### WRITTEN EXERCISE
Omit the images, then output each of the records below exactly.

### RECORD SET
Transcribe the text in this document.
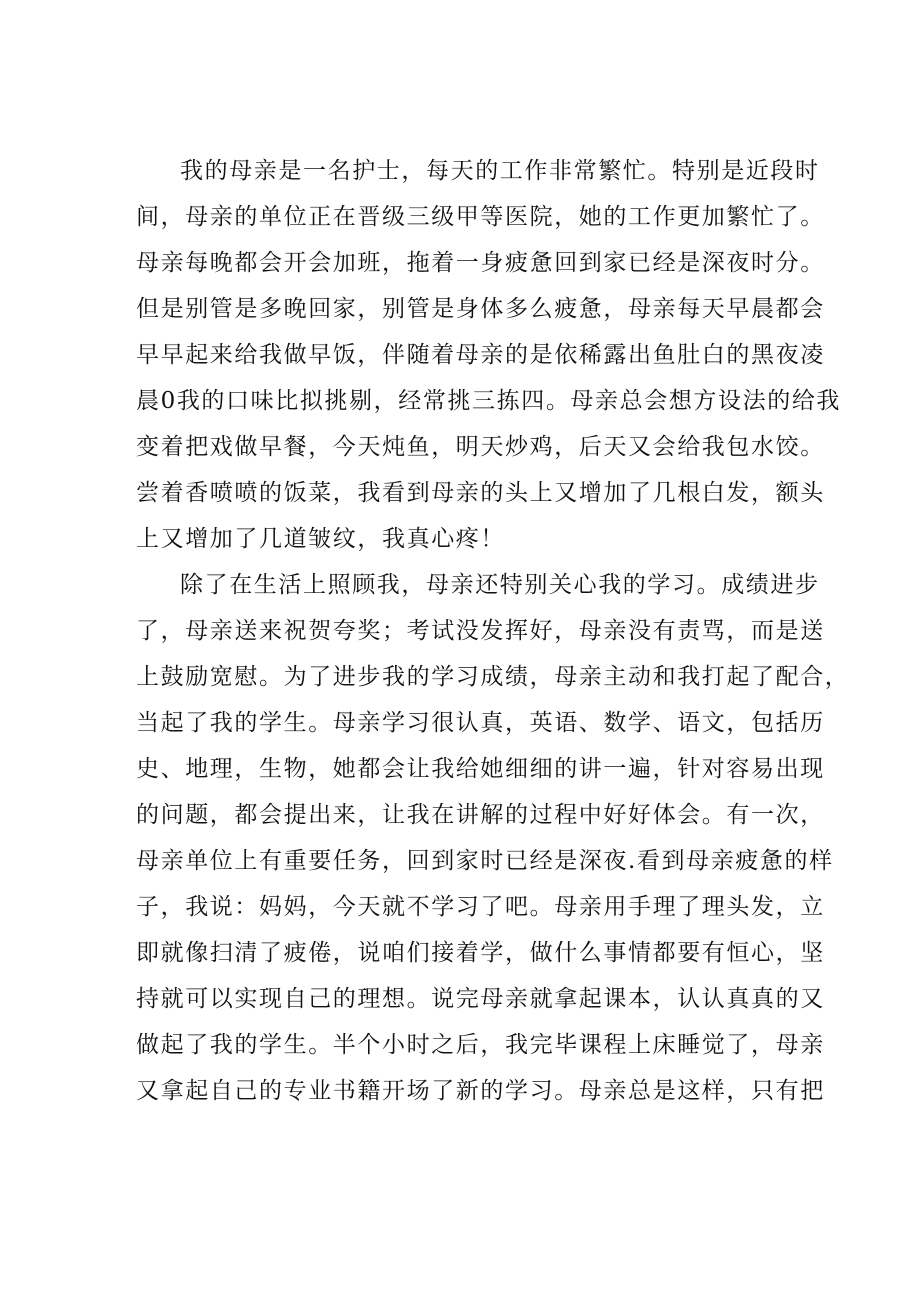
我的母亲是一名护士，每天的工作非常繁忙。特别是近段时
间，母亲的单位正在晋级三级甲等医院，她的工作更加繁忙了。
母亲每晚都会开会加班，拖着一身疲惫回到家已经是深夜时分。
但是别管是多晚回家，别管是身体多么疲惫，母亲每天早晨都会
早早起来给我做早饭，伴随着母亲的是依稀露出鱼肚白的黑夜凌
晨0我的口味比拟挑剔，经常挑三拣四。母亲总会想方设法的给我
变着把戏做早餐，今天炖鱼，明天炒鸡，后天又会给我包水饺。
尝着香喷喷的饭菜，我看到母亲的头上又增加了几根白发，额头
上又增加了几道皱纹，我真心疼！

除了在生活上照顾我，母亲还特别关心我的学习。成绩进步
了，母亲送来祝贺夸奖；考试没发挥好，母亲没有责骂，而是送
上鼓励宽慰。为了进步我的学习成绩，母亲主动和我打起了配合，
当起了我的学生。母亲学习很认真，英语、数学、语文，包括历
史、地理，生物，她都会让我给她细细的讲一遍，针对容易出现
的问题，都会提出来，让我在讲解的过程中好好体会。有一次，
母亲单位上有重要任务，回到家时已经是深夜.看到母亲疲惫的样
子，我说：妈妈，今天就不学习了吧。母亲用手理了理头发，立
即就像扫清了疲倦，说咱们接着学，做什么事情都要有恒心，坚
持就可以实现自己的理想。说完母亲就拿起课本，认认真真的又
做起了我的学生。半个小时之后，我完毕课程上床睡觉了，母亲
又拿起自己的专业书籍开场了新的学习。母亲总是这样，只有把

### OUTPUT FOR THIS TASK
Transcribe the text in this document.
我的母亲是一名护士，每天的工作非常繁忙。特别是近段时
间，母亲的单位正在晋级三级甲等医院，她的工作更加繁忙了。
母亲每晚都会开会加班，拖着一身疲惫回到家已经是深夜时分。
但是别管是多晚回家，别管是身体多么疲惫，母亲每天早晨都会
早早起来给我做早饭，伴随着母亲的是依稀露出鱼肚白的黑夜凌
晨0我的口味比拟挑剔，经常挑三拣四。母亲总会想方设法的给我
变着把戏做早餐，今天炖鱼，明天炒鸡，后天又会给我包水饺。
尝着香喷喷的饭菜，我看到母亲的头上又增加了几根白发，额头
上又增加了几道皱纹，我真心疼！

除了在生活上照顾我，母亲还特别关心我的学习。成绩进步
了，母亲送来祝贺夸奖；考试没发挥好，母亲没有责骂，而是送
上鼓励宽慰。为了进步我的学习成绩，母亲主动和我打起了配合，
当起了我的学生。母亲学习很认真，英语、数学、语文，包括历
史、地理，生物，她都会让我给她细细的讲一遍，针对容易出现
的问题，都会提出来，让我在讲解的过程中好好体会。有一次，
母亲单位上有重要任务，回到家时已经是深夜.看到母亲疲惫的样
子，我说：妈妈，今天就不学习了吧。母亲用手理了理头发，立
即就像扫清了疲倦，说咱们接着学，做什么事情都要有恒心，坚
持就可以实现自己的理想。说完母亲就拿起课本，认认真真的又
做起了我的学生。半个小时之后，我完毕课程上床睡觉了，母亲
又拿起自己的专业书籍开场了新的学习。母亲总是这样，只有把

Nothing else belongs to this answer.